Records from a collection
■ ■ ■ ■ ■
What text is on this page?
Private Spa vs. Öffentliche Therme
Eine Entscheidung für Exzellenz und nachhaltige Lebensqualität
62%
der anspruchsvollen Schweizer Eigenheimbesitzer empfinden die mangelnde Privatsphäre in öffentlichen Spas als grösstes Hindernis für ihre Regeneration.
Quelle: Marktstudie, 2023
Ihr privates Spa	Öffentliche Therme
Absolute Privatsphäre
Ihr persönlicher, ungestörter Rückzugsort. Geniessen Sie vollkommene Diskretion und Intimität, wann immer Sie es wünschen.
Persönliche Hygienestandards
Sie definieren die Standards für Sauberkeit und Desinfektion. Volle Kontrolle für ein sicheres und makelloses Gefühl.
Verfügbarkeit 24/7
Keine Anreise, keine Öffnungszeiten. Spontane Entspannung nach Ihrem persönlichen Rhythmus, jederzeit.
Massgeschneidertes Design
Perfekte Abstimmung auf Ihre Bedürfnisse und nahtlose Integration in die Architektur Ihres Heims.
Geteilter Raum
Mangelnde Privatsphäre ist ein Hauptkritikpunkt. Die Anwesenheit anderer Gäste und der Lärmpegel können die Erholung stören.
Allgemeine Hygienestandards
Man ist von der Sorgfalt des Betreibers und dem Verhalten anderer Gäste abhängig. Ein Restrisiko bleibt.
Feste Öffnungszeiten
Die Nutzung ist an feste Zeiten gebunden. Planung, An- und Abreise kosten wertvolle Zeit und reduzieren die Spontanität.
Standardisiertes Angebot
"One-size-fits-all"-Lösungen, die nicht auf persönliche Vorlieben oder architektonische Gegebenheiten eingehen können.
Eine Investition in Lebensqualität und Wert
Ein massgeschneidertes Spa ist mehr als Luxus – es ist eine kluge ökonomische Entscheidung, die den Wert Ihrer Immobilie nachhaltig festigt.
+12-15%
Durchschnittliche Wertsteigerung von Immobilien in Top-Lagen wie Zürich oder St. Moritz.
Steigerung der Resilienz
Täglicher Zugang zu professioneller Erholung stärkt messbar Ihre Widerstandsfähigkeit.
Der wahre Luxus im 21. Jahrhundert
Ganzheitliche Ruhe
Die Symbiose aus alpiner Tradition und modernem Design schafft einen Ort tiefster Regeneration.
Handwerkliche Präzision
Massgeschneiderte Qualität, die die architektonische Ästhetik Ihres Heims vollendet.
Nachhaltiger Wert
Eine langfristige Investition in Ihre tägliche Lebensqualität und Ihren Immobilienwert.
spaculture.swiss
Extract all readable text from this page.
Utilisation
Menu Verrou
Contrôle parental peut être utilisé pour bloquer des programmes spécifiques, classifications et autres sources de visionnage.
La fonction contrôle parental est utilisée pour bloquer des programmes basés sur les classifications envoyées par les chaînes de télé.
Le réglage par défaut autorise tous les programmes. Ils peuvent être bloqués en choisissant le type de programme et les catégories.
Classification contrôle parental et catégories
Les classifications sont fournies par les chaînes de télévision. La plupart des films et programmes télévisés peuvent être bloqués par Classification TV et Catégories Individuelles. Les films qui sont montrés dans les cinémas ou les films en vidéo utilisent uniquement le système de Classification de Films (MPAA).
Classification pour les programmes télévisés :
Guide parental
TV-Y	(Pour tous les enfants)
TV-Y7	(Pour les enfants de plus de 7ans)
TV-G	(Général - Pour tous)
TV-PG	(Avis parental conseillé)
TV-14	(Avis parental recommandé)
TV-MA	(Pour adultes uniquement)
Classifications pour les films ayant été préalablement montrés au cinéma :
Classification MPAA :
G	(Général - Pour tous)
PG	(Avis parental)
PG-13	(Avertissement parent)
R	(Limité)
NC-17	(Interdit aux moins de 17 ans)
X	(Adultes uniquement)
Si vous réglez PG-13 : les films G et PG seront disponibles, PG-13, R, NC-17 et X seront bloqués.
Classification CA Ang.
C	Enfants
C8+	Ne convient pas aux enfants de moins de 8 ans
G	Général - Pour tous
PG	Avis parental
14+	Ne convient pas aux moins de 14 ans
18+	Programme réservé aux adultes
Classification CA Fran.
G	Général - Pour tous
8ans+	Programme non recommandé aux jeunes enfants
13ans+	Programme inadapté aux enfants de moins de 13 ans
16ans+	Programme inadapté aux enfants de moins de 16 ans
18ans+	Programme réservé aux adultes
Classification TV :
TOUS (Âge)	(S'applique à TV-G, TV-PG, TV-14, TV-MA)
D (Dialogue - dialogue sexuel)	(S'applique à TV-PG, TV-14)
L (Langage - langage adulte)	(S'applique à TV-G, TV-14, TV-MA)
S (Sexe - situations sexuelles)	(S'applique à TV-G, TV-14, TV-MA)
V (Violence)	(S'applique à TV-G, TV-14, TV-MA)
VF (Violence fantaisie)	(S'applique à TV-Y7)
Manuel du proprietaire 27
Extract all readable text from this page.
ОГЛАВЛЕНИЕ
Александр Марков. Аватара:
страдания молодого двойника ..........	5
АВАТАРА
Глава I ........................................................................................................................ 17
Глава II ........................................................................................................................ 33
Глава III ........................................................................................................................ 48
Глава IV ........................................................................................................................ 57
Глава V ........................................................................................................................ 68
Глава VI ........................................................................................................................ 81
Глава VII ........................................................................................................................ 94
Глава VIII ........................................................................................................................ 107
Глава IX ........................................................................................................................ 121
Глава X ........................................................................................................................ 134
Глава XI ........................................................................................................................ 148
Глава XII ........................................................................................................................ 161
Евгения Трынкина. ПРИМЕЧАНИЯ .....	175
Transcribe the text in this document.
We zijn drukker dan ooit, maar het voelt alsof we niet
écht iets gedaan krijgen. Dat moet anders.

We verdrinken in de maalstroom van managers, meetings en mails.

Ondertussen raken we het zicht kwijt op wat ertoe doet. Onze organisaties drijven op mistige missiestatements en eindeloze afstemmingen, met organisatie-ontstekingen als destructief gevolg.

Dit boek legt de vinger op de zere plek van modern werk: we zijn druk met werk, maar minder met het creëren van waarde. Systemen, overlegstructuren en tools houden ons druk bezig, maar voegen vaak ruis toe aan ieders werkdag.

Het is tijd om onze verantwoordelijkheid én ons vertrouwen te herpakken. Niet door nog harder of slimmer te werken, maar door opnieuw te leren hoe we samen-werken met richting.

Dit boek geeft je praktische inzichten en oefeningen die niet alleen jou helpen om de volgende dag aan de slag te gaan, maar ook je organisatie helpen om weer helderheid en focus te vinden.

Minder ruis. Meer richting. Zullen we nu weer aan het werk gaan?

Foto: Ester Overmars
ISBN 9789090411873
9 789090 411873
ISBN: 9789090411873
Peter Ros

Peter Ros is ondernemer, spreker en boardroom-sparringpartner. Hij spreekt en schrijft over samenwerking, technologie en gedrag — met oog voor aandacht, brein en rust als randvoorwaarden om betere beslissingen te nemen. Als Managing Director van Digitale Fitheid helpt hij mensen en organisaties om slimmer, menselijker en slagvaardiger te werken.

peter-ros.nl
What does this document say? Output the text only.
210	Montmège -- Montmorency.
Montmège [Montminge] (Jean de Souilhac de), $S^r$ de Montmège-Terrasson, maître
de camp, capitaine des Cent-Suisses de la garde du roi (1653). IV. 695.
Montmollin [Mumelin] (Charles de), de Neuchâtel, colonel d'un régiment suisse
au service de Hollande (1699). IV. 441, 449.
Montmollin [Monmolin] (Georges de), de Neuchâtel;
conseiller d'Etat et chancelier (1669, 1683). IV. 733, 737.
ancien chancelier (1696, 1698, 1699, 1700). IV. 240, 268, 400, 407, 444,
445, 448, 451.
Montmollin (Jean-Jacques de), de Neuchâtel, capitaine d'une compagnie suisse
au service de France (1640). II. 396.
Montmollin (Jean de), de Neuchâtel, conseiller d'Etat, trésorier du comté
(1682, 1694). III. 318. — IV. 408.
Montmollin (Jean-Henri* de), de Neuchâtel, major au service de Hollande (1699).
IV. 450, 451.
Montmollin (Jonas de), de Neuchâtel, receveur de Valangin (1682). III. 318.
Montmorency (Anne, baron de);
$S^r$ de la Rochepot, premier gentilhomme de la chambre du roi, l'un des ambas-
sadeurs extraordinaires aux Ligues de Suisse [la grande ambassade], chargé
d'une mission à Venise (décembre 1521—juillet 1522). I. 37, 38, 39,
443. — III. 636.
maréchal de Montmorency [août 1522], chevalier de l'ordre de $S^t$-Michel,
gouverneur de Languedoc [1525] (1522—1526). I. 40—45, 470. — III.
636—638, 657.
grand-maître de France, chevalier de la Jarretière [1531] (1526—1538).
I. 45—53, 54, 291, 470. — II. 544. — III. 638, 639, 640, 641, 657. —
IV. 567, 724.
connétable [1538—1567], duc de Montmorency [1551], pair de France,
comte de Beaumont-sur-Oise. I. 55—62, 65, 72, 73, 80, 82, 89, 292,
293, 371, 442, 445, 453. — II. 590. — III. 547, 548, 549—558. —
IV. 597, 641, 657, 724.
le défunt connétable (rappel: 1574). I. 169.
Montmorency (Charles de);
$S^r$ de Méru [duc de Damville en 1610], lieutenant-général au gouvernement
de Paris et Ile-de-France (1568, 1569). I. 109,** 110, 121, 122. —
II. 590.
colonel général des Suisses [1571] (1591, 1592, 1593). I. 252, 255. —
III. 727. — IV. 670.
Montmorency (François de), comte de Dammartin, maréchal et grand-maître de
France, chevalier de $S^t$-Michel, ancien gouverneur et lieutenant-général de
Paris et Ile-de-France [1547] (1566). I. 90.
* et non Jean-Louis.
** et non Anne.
■ ■ ■ ■ ■
**WHAT YOU NEED TO DO**
Extract all lines of the records above that include "können".

**SOLUTION**
Mangelnde Privatsphäre ist ein Hauptkritikpunkt. Die Anwesenheit anderer Gäste und der Lärmpegel können die Erholung stören.
"One-size-fits-all"-Lösungen, die nicht auf persönliche Vorlieben oder architektonische Gegebenheiten eingehen können.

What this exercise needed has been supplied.